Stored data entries

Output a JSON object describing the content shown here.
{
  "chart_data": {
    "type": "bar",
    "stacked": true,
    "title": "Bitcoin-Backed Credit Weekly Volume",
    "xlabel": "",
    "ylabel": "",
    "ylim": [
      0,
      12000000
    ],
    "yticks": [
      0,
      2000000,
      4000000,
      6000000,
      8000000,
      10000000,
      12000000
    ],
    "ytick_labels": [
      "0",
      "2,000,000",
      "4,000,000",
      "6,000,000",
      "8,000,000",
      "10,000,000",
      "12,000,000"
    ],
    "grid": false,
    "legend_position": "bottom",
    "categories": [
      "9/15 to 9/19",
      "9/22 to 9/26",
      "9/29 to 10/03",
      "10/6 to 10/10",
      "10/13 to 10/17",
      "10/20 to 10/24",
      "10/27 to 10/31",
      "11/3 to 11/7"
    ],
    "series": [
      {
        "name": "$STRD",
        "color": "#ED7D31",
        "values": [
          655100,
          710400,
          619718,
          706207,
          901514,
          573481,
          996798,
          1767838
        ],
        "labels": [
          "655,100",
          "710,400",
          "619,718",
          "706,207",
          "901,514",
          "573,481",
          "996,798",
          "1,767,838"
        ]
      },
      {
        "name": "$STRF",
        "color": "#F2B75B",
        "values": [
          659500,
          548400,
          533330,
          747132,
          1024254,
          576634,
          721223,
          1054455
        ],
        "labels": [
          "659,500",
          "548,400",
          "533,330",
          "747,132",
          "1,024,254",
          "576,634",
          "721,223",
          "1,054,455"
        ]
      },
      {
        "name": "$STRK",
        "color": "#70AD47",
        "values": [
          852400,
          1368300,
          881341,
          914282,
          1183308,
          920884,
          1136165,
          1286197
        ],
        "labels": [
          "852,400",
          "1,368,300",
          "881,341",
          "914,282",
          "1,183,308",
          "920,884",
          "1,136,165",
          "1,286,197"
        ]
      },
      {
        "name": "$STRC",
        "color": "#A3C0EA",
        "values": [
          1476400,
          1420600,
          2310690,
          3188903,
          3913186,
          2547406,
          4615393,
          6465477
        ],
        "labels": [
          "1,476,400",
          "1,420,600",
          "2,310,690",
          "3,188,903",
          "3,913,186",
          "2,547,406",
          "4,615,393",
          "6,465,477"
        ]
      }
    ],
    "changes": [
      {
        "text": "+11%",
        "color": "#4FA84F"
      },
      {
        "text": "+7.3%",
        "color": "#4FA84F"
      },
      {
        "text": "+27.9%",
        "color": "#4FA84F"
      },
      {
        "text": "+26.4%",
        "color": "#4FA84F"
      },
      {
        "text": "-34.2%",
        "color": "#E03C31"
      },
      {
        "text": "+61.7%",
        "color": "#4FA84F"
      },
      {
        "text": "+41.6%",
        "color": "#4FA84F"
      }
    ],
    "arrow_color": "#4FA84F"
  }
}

§ **SHORT EXERCISE**: Each record must be repeated exactly as it is.

§ **RESPONSE**:
Output a JSON object describing the content shown here.
{
  "chart_data": {
    "type": "bar",
    "stacked": true,
    "title": "Bitcoin-Backed Credit Weekly Volume",
    "xlabel": "",
    "ylabel": "",
    "ylim": [
      0,
      12000000
    ],
    "yticks": [
      0,
      2000000,
      4000000,
      6000000,
      8000000,
      10000000,
      12000000
    ],
    "ytick_labels": [
      "0",
      "2,000,000",
      "4,000,000",
      "6,000,000",
      "8,000,000",
      "10,000,000",
      "12,000,000"
    ],
    "grid": false,
    "legend_position": "bottom",
    "categories": [
      "9/15 to 9/19",
      "9/22 to 9/26",
      "9/29 to 10/03",
      "10/6 to 10/10",
      "10/13 to 10/17",
      "10/20 to 10/24",
      "10/27 to 10/31",
      "11/3 to 11/7"
    ],
    "series": [
      {
        "name": "$STRD",
        "color": "#ED7D31",
        "values": [
          655100,
          710400,
          619718,
          706207,
          901514,
          573481,
          996798,
          1767838
        ],
        "labels": [
          "655,100",
          "710,400",
          "619,718",
          "706,207",
          "901,514",
          "573,481",
          "996,798",
          "1,767,838"
        ]
      },
      {
        "name": "$STRF",
        "color": "#F2B75B",
        "values": [
          659500,
          548400,
          533330,
          747132,
          1024254,
          576634,
          721223,
          1054455
        ],
        "labels": [
          "659,500",
          "548,400",
          "533,330",
          "747,132",
          "1,024,254",
          "576,634",
          "721,223",
          "1,054,455"
        ]
      },
      {
        "name": "$STRK",
        "color": "#70AD47",
        "values": [
          852400,
          1368300,
          881341,
          914282,
          1183308,
          920884,
          1136165,
          1286197
        ],
        "labels": [
          "852,400",
          "1,368,300",
          "881,341",
          "914,282",
          "1,183,308",
          "920,884",
          "1,136,165",
          "1,286,197"
        ]
      },
      {
        "name": "$STRC",
        "color": "#A3C0EA",
        "values": [
          1476400,
          1420600,
          2310690,
          3188903,
          3913186,
          2547406,
          4615393,
          6465477
        ],
        "labels": [
          "1,476,400",
          "1,420,600",
          "2,310,690",
          "3,188,903",
          "3,913,186",
          "2,547,406",
          "4,615,393",
          "6,465,477"
        ]
      }
    ],
    "changes": [
      {
        "text": "+11%",
        "color": "#4FA84F"
      },
      {
        "text": "+7.3%",
        "color": "#4FA84F"
      },
      {
        "text": "+27.9%",
        "color": "#4FA84F"
      },
      {
        "text": "+26.4%",
        "color": "#4FA84F"
      },
      {
        "text": "-34.2%",
        "color": "#E03C31"
      },
      {
        "text": "+61.7%",
        "color": "#4FA84F"
      },
      {
        "text": "+41.6%",
        "color": "#4FA84F"
      }
    ],
    "arrow_color": "#4FA84F"
  }
}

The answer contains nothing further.